▶ **The task**:
Copy out every line of the entries below word for word, changing nothing.

(Collected data)
^^^^^^^^^^^^^^^^

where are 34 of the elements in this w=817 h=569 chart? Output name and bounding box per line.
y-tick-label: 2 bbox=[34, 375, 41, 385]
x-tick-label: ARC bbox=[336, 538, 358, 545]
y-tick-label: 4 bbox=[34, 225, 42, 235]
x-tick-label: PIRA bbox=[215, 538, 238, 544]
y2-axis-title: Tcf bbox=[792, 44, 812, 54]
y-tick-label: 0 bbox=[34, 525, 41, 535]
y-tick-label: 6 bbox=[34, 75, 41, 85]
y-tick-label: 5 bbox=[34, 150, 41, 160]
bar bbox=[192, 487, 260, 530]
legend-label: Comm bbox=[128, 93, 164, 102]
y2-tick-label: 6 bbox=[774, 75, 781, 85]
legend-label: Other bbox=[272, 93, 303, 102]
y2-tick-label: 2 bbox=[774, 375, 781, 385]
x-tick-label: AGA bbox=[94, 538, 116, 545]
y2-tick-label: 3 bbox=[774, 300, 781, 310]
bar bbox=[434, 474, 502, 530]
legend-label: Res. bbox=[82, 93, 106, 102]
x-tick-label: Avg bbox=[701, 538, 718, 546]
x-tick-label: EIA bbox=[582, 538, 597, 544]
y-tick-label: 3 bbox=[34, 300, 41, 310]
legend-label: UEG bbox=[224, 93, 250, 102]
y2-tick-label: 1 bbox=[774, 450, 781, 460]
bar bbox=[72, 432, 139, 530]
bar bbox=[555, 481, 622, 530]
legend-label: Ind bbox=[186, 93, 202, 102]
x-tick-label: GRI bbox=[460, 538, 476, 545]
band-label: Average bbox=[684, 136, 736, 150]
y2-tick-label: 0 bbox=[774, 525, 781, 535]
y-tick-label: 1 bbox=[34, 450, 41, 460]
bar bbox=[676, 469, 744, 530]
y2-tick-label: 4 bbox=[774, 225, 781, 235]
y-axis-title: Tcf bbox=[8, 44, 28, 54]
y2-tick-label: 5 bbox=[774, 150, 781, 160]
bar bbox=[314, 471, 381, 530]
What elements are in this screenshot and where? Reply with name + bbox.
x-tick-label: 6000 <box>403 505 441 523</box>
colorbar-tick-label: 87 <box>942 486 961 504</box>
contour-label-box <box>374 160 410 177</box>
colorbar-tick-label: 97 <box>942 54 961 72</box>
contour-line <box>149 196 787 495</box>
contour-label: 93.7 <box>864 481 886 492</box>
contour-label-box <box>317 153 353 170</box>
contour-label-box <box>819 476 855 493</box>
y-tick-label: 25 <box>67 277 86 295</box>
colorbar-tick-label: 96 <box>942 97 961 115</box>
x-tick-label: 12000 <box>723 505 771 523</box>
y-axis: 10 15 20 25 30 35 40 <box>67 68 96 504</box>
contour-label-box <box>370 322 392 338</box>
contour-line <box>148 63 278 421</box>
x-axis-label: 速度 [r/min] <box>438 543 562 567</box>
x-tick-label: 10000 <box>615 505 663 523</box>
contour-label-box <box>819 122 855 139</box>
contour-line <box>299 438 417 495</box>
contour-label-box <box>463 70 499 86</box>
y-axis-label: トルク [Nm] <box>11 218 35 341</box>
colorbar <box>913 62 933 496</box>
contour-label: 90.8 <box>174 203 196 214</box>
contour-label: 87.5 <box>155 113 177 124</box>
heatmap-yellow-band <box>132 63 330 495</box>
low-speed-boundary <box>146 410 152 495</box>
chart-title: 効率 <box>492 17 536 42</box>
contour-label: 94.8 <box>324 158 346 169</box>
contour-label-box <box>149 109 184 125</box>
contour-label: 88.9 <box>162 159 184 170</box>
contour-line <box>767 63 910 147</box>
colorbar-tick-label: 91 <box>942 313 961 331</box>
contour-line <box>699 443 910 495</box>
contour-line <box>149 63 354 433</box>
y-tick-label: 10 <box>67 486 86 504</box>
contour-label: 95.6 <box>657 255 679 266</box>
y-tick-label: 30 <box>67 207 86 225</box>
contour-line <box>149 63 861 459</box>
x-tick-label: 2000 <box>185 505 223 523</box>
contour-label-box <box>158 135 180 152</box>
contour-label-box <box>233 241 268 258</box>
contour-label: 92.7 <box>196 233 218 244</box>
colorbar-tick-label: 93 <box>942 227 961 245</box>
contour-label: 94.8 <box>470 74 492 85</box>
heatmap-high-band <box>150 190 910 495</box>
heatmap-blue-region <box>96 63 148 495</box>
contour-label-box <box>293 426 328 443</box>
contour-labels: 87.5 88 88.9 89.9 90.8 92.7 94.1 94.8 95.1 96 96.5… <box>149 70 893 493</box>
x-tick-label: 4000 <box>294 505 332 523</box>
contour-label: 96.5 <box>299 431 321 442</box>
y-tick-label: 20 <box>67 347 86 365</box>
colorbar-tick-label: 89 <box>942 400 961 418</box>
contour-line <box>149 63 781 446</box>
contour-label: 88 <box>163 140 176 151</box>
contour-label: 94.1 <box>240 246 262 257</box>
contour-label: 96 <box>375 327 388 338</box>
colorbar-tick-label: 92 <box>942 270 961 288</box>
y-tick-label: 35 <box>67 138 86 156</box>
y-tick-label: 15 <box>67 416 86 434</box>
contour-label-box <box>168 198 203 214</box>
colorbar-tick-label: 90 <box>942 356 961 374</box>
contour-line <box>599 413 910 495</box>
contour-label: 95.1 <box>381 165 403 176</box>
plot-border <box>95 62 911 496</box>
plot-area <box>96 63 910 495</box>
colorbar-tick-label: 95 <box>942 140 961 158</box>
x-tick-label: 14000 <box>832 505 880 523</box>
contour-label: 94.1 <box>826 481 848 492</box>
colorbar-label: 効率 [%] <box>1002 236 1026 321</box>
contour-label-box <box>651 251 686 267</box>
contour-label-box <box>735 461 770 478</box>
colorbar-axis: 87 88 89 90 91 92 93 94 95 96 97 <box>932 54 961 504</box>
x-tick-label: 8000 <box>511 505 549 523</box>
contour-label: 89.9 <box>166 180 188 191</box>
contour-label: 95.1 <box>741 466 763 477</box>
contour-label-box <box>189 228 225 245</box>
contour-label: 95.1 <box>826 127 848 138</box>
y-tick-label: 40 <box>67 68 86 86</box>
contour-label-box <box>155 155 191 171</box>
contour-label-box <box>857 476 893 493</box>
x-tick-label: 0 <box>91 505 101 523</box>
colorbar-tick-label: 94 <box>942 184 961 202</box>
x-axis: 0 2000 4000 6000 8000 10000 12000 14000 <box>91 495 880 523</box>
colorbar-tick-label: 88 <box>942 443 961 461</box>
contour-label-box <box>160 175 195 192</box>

^^^^^^^^^^^^^^^^

▶ **Solved exercise**:
where are 34 of the elements in this w=817 h=569 chart? Output name and bounding box per line.
y-tick-label: 2 bbox=[34, 375, 41, 385]
x-tick-label: ARC bbox=[336, 538, 358, 545]
y-tick-label: 4 bbox=[34, 225, 42, 235]
x-tick-label: PIRA bbox=[215, 538, 238, 544]
y2-axis-title: Tcf bbox=[792, 44, 812, 54]
y-tick-label: 0 bbox=[34, 525, 41, 535]
y-tick-label: 6 bbox=[34, 75, 41, 85]
y-tick-label: 5 bbox=[34, 150, 41, 160]
bar bbox=[192, 487, 260, 530]
legend-label: Comm bbox=[128, 93, 164, 102]
y2-tick-label: 6 bbox=[774, 75, 781, 85]
legend-label: Other bbox=[272, 93, 303, 102]
y2-tick-label: 2 bbox=[774, 375, 781, 385]
x-tick-label: AGA bbox=[94, 538, 116, 545]
y2-tick-label: 3 bbox=[774, 300, 781, 310]
bar bbox=[434, 474, 502, 530]
legend-label: Res. bbox=[82, 93, 106, 102]
x-tick-label: Avg bbox=[701, 538, 718, 546]
x-tick-label: EIA bbox=[582, 538, 597, 544]
y-tick-label: 3 bbox=[34, 300, 41, 310]
legend-label: UEG bbox=[224, 93, 250, 102]
y2-tick-label: 1 bbox=[774, 450, 781, 460]
bar bbox=[72, 432, 139, 530]
bar bbox=[555, 481, 622, 530]
legend-label: Ind bbox=[186, 93, 202, 102]
x-tick-label: GRI bbox=[460, 538, 476, 545]
band-label: Average bbox=[684, 136, 736, 150]
y2-tick-label: 0 bbox=[774, 525, 781, 535]
y-tick-label: 1 bbox=[34, 450, 41, 460]
bar bbox=[676, 469, 744, 530]
y2-tick-label: 4 bbox=[774, 225, 781, 235]
y-axis-title: Tcf bbox=[8, 44, 28, 54]
y2-tick-label: 5 bbox=[774, 150, 781, 160]
bar bbox=[314, 471, 381, 530]
What elements are in this screenshot and where? Reply with name + bbox.
x-tick-label: 6000 <box>403 505 441 523</box>
colorbar-tick-label: 87 <box>942 486 961 504</box>
contour-label-box <box>374 160 410 177</box>
colorbar-tick-label: 97 <box>942 54 961 72</box>
contour-line <box>149 196 787 495</box>
contour-label: 93.7 <box>864 481 886 492</box>
contour-label-box <box>317 153 353 170</box>
contour-label-box <box>819 476 855 493</box>
y-tick-label: 25 <box>67 277 86 295</box>
colorbar-tick-label: 96 <box>942 97 961 115</box>
x-tick-label: 12000 <box>723 505 771 523</box>
y-axis: 10 15 20 25 30 35 40 <box>67 68 96 504</box>
contour-label-box <box>370 322 392 338</box>
contour-line <box>148 63 278 421</box>
x-axis-label: 速度 [r/min] <box>438 543 562 567</box>
x-tick-label: 10000 <box>615 505 663 523</box>
contour-label-box <box>819 122 855 139</box>
contour-line <box>299 438 417 495</box>
contour-label-box <box>463 70 499 86</box>
y-axis-label: トルク [Nm] <box>11 218 35 341</box>
colorbar <box>913 62 933 496</box>
contour-label: 90.8 <box>174 203 196 214</box>
contour-label: 87.5 <box>155 113 177 124</box>
heatmap-yellow-band <box>132 63 330 495</box>
low-speed-boundary <box>146 410 152 495</box>
chart-title: 効率 <box>492 17 536 42</box>
contour-label: 94.8 <box>324 158 346 169</box>
contour-label-box <box>149 109 184 125</box>
contour-label: 88.9 <box>162 159 184 170</box>
contour-line <box>767 63 910 147</box>
colorbar-tick-label: 91 <box>942 313 961 331</box>
contour-line <box>699 443 910 495</box>
contour-line <box>149 63 354 433</box>
y-tick-label: 10 <box>67 486 86 504</box>
contour-label: 95.6 <box>657 255 679 266</box>
y-tick-label: 30 <box>67 207 86 225</box>
contour-line <box>149 63 861 459</box>
x-tick-label: 2000 <box>185 505 223 523</box>
contour-label-box <box>158 135 180 152</box>
contour-label-box <box>233 241 268 258</box>
contour-label: 92.7 <box>196 233 218 244</box>
colorbar-tick-label: 93 <box>942 227 961 245</box>
contour-label: 94.8 <box>470 74 492 85</box>
heatmap-high-band <box>150 190 910 495</box>
heatmap-blue-region <box>96 63 148 495</box>
contour-label-box <box>293 426 328 443</box>
contour-labels: 87.5 88 88.9 89.9 90.8 92.7 94.1 94.8 95.1 96 96.5… <box>149 70 893 493</box>
x-tick-label: 4000 <box>294 505 332 523</box>
contour-label: 96.5 <box>299 431 321 442</box>
y-tick-label: 20 <box>67 347 86 365</box>
colorbar-tick-label: 89 <box>942 400 961 418</box>
contour-line <box>149 63 781 446</box>
contour-label: 88 <box>163 140 176 151</box>
contour-label: 94.1 <box>240 246 262 257</box>
contour-label: 96 <box>375 327 388 338</box>
colorbar-tick-label: 92 <box>942 270 961 288</box>
y-tick-label: 35 <box>67 138 86 156</box>
y-tick-label: 15 <box>67 416 86 434</box>
contour-label-box <box>168 198 203 214</box>
colorbar-tick-label: 90 <box>942 356 961 374</box>
contour-line <box>599 413 910 495</box>
contour-label: 95.1 <box>381 165 403 176</box>
plot-border <box>95 62 911 496</box>
plot-area <box>96 63 910 495</box>
colorbar-tick-label: 95 <box>942 140 961 158</box>
x-tick-label: 14000 <box>832 505 880 523</box>
contour-label: 94.1 <box>826 481 848 492</box>
colorbar-label: 効率 [%] <box>1002 236 1026 321</box>
contour-label-box <box>651 251 686 267</box>
contour-label-box <box>735 461 770 478</box>
colorbar-axis: 87 88 89 90 91 92 93 94 95 96 97 <box>932 54 961 504</box>
x-tick-label: 8000 <box>511 505 549 523</box>
contour-label: 89.9 <box>166 180 188 191</box>
contour-label: 95.1 <box>741 466 763 477</box>
contour-label-box <box>189 228 225 245</box>
contour-label: 95.1 <box>826 127 848 138</box>
y-tick-label: 40 <box>67 68 86 86</box>
contour-label-box <box>155 155 191 171</box>
contour-label-box <box>857 476 893 493</box>
x-tick-label: 0 <box>91 505 101 523</box>
colorbar-tick-label: 94 <box>942 184 961 202</box>
x-axis: 0 2000 4000 6000 8000 10000 12000 14000 <box>91 495 880 523</box>
colorbar-tick-label: 88 <box>942 443 961 461</box>
contour-label-box <box>160 175 195 192</box>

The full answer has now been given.